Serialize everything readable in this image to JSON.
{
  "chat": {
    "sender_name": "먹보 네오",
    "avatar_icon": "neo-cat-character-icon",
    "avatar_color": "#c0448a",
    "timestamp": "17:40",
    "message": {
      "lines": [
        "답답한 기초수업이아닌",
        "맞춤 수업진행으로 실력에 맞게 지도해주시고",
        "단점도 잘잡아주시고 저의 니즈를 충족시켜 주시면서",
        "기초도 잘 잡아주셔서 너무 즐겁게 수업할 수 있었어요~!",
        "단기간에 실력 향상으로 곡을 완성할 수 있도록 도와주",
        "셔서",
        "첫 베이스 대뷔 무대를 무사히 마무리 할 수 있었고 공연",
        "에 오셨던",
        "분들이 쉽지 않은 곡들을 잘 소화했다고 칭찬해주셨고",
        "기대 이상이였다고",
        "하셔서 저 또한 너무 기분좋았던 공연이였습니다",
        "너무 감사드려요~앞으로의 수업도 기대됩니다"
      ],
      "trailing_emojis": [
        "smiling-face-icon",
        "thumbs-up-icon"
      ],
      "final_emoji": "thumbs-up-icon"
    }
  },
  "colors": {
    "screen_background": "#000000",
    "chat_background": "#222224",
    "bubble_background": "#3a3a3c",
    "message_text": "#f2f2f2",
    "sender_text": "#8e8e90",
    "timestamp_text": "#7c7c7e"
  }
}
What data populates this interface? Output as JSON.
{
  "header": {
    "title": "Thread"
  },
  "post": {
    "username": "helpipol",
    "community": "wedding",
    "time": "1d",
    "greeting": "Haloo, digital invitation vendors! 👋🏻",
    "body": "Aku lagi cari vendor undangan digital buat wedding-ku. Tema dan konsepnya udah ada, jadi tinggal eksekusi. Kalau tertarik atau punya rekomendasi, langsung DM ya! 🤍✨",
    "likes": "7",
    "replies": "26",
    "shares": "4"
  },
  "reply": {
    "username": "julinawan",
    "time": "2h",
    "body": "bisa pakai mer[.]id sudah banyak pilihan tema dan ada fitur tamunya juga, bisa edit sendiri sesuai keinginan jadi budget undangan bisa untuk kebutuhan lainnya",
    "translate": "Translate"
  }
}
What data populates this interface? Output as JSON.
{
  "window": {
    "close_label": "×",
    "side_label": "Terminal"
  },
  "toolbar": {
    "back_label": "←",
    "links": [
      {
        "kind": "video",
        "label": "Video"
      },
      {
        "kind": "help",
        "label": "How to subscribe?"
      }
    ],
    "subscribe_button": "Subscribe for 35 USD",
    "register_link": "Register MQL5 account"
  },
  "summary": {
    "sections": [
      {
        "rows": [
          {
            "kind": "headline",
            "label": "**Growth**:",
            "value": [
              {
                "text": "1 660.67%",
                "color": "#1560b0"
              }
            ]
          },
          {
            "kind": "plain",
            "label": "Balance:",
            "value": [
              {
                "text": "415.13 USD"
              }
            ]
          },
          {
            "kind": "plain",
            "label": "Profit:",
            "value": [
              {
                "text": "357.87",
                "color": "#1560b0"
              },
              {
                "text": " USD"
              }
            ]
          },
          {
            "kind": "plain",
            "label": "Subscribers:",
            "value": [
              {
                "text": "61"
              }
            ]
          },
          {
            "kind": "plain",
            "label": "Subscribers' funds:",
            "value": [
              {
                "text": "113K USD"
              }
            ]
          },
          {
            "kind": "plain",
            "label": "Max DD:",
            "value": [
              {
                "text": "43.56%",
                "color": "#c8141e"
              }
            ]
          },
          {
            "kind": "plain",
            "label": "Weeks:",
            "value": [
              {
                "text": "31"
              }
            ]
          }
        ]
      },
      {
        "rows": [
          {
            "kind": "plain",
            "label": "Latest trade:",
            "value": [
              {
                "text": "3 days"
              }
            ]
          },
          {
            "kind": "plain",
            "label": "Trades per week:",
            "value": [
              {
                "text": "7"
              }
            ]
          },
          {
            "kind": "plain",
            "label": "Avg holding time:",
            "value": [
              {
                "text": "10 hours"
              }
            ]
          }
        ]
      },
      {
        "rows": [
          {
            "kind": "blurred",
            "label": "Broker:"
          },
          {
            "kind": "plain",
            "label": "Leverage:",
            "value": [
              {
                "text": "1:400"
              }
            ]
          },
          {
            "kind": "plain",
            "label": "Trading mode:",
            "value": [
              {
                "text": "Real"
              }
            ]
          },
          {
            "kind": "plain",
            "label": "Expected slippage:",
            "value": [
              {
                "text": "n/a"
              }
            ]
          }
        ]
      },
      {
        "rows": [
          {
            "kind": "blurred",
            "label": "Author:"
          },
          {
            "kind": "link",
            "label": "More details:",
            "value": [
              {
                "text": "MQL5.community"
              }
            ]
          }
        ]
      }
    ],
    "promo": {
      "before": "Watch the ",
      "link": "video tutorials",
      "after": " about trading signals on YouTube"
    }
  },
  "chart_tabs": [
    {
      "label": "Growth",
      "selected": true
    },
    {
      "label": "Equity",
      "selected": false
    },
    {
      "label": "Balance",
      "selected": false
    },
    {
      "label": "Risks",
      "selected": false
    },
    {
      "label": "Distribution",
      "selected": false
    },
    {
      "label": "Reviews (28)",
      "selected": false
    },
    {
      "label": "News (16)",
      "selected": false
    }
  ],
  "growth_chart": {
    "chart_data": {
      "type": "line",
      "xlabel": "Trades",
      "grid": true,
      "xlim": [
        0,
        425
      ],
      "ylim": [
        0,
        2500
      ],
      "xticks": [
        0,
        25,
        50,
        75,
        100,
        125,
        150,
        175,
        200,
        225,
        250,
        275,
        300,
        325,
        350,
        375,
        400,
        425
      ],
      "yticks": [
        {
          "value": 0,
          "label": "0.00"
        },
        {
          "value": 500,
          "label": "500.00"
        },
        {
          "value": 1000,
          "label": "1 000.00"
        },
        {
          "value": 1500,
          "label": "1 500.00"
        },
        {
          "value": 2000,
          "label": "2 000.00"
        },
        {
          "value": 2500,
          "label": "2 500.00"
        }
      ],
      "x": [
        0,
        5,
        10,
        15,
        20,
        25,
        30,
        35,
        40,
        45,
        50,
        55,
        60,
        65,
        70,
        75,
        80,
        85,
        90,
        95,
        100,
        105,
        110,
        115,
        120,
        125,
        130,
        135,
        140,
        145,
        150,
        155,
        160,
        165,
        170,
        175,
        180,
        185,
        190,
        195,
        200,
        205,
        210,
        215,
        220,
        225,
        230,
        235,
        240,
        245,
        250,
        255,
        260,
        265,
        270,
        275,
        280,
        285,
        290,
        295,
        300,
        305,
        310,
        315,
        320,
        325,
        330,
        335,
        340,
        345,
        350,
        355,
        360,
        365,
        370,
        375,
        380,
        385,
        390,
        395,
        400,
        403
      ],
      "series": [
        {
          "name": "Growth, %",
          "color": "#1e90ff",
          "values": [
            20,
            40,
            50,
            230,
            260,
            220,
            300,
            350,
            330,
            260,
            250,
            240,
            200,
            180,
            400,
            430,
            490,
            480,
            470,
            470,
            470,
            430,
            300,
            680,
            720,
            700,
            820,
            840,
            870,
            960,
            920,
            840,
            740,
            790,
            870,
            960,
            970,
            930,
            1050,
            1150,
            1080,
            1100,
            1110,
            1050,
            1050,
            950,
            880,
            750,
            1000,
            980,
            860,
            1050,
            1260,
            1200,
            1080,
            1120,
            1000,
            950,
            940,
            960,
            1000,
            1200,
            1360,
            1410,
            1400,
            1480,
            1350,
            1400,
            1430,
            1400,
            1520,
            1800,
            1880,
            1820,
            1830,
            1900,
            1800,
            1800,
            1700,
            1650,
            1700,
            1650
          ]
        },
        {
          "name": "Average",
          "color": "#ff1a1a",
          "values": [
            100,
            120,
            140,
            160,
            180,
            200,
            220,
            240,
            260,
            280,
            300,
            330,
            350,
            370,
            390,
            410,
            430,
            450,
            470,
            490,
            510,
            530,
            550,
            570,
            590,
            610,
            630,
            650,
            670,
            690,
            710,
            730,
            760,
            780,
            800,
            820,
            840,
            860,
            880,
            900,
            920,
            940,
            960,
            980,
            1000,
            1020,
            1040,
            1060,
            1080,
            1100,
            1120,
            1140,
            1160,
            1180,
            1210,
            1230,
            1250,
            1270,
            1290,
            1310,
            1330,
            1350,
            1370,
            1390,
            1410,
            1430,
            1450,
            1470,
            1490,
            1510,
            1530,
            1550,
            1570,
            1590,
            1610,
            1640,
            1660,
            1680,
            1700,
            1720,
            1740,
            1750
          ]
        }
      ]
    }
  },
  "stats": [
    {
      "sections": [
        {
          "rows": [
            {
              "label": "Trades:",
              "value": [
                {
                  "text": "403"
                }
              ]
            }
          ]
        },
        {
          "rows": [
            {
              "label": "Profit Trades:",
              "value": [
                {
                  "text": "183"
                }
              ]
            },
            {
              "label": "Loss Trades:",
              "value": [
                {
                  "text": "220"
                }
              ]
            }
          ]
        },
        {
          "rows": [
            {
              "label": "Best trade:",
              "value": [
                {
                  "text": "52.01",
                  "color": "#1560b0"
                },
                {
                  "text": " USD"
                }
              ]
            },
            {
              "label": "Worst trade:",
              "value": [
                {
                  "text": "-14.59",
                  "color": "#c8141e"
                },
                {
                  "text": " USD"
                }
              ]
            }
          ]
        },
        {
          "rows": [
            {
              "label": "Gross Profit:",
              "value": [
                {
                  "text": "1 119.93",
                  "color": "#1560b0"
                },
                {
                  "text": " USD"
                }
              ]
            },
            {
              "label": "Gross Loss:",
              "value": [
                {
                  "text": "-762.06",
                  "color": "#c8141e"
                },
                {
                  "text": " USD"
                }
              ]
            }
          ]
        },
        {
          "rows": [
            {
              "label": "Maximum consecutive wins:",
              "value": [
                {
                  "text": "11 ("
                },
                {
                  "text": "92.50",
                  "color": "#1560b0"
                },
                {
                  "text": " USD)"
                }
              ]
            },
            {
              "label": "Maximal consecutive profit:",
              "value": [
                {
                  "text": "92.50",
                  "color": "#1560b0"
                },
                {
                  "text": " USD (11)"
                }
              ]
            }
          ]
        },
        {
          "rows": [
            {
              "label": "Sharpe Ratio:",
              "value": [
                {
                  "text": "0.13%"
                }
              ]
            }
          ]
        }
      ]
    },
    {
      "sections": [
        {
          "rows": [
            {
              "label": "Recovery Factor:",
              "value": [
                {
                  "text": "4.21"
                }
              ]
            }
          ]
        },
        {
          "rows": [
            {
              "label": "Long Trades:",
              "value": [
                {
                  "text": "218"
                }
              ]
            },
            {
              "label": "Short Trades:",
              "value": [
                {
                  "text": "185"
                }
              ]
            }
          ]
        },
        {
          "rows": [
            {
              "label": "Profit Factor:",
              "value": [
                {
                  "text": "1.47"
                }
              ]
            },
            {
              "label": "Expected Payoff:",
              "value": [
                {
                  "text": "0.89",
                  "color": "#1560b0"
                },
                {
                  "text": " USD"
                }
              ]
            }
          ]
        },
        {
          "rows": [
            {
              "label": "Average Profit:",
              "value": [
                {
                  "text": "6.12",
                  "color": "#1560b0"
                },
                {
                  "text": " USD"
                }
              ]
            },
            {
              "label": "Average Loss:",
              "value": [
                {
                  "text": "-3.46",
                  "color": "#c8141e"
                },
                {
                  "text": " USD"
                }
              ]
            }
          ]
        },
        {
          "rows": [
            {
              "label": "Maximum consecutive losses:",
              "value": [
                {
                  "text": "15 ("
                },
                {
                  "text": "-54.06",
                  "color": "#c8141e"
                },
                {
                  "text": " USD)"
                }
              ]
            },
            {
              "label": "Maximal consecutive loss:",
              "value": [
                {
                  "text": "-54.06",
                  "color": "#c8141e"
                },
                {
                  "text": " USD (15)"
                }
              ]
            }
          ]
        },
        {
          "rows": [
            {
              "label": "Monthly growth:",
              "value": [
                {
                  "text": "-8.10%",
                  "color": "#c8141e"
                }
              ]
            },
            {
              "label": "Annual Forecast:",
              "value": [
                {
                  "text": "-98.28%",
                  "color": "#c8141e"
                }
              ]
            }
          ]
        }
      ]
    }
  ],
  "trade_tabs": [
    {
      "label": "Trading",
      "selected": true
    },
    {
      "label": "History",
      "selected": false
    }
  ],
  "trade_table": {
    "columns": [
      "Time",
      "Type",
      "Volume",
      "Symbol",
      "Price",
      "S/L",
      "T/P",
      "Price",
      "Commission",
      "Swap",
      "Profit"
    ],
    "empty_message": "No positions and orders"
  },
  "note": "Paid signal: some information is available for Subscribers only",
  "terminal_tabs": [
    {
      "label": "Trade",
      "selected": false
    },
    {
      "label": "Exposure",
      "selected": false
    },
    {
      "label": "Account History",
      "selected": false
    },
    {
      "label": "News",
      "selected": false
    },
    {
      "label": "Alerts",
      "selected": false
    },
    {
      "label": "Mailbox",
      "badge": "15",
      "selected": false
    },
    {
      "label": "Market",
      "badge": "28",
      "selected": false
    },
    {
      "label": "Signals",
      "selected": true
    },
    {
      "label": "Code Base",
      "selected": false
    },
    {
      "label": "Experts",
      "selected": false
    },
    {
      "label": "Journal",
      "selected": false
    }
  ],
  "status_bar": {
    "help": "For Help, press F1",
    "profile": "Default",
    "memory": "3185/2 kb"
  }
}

* Challenge
Take each line containing the string "username" and copy it out.

* Worked answer
    "username": "helpipol",
    "username": "julinawan",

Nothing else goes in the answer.